___ AVAILABLE RECORDS

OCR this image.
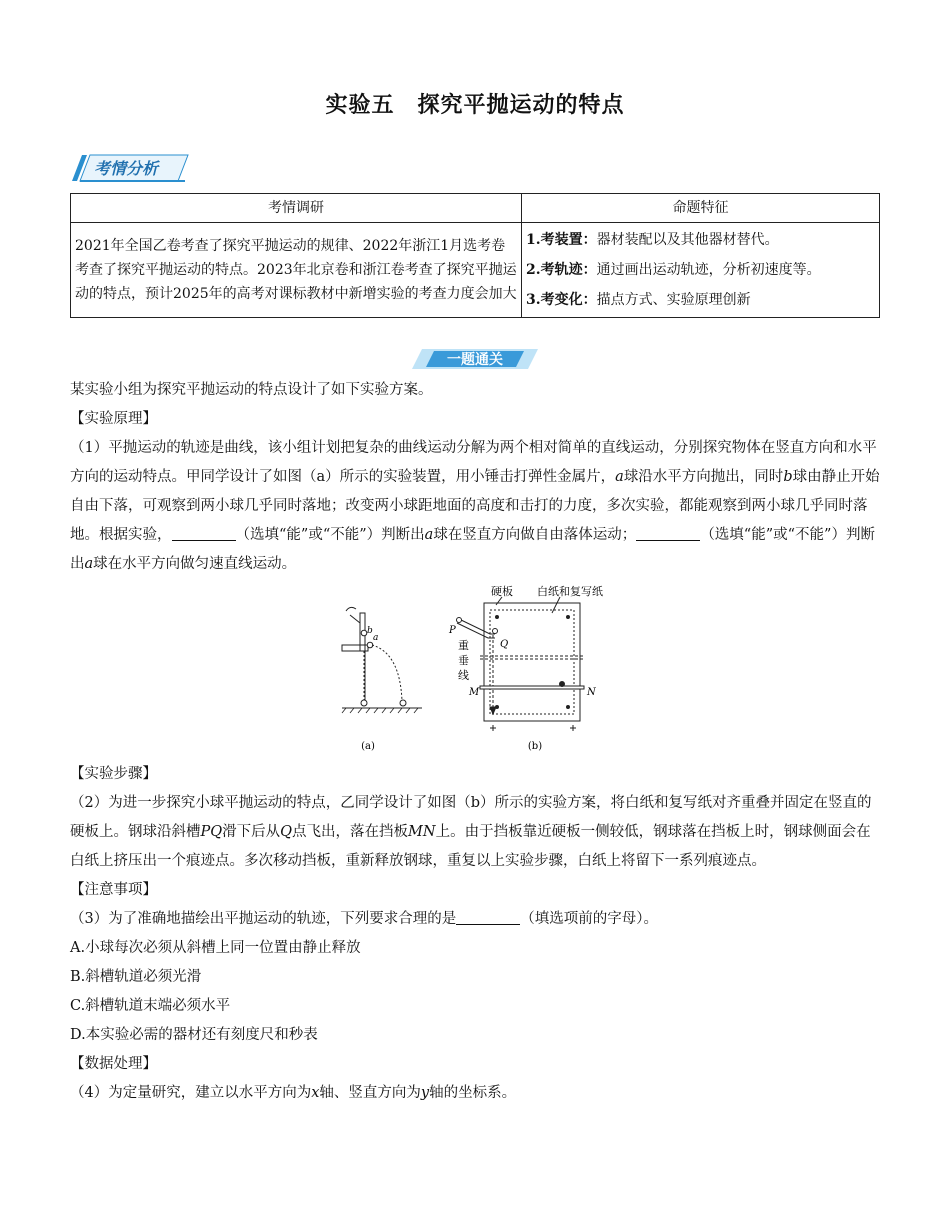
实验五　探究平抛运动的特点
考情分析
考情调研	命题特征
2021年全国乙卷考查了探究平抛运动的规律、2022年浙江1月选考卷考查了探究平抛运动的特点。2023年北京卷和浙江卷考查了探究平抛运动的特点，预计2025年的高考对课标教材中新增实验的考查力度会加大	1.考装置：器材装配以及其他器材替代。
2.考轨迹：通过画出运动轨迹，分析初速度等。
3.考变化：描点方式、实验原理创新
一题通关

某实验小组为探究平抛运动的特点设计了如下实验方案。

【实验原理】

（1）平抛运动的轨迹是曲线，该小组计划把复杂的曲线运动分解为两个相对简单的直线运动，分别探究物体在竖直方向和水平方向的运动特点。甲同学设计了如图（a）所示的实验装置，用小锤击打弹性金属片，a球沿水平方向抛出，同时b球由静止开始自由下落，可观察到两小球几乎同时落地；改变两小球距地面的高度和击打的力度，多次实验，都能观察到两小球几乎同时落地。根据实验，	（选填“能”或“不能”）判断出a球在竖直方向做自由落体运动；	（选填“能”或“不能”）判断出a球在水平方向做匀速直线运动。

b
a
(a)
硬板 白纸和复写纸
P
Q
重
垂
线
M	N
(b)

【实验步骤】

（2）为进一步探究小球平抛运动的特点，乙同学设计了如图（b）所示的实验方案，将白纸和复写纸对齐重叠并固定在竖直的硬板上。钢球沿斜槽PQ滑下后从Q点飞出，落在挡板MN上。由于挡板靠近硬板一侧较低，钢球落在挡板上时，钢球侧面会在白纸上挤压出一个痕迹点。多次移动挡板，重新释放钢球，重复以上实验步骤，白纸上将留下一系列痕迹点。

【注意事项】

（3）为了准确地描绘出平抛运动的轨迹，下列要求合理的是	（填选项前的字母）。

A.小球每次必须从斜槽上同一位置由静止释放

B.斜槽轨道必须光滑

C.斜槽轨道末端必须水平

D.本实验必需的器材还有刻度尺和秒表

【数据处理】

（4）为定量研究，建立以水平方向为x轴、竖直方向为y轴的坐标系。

______
___ AVAILABLE RECORDS

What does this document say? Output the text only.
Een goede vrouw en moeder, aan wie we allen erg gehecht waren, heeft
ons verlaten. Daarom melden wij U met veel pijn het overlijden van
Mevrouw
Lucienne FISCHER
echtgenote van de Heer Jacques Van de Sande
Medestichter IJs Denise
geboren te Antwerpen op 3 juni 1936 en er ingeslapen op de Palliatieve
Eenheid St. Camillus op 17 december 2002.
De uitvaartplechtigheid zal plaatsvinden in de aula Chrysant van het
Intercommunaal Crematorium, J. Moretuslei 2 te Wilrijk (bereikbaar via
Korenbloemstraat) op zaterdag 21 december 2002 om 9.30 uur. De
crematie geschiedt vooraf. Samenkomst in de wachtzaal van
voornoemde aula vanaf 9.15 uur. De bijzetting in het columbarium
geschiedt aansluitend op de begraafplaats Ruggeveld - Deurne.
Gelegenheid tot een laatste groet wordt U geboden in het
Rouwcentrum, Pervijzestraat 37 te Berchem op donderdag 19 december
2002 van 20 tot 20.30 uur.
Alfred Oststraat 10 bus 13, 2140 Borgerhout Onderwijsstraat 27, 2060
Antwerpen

______
___ AVAILABLE RECORDS

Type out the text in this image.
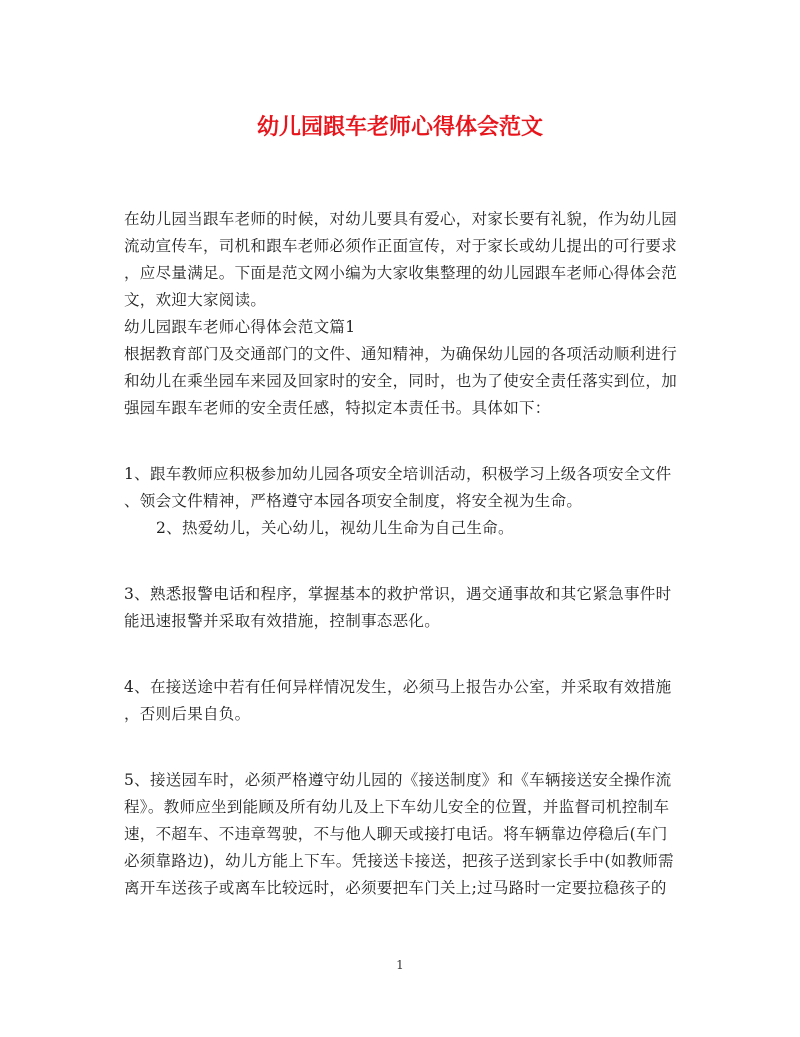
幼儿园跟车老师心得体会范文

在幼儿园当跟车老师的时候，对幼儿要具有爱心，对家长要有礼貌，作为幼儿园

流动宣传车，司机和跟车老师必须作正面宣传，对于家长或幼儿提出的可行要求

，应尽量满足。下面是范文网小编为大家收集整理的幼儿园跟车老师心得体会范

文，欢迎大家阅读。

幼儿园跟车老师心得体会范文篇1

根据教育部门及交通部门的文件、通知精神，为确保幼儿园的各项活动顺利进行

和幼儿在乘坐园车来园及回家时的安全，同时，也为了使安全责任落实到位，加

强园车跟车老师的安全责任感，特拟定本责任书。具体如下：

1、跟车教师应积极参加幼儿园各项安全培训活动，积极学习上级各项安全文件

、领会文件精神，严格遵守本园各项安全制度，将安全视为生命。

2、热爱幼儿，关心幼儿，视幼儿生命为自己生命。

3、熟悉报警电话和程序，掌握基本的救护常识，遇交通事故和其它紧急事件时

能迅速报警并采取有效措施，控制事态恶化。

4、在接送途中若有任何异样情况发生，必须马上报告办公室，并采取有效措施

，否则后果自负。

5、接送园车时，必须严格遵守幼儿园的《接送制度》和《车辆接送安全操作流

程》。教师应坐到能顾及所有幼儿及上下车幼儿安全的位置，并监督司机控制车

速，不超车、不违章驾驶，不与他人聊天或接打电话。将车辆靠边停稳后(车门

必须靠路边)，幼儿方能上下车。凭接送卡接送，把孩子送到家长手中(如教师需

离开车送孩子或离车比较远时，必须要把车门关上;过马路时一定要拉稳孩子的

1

______

WHAT NEEDS TO BE DONE: How many lines in the listing above contain "this"? Answer with the number alone.

RESPONSE TO THE TASK: 3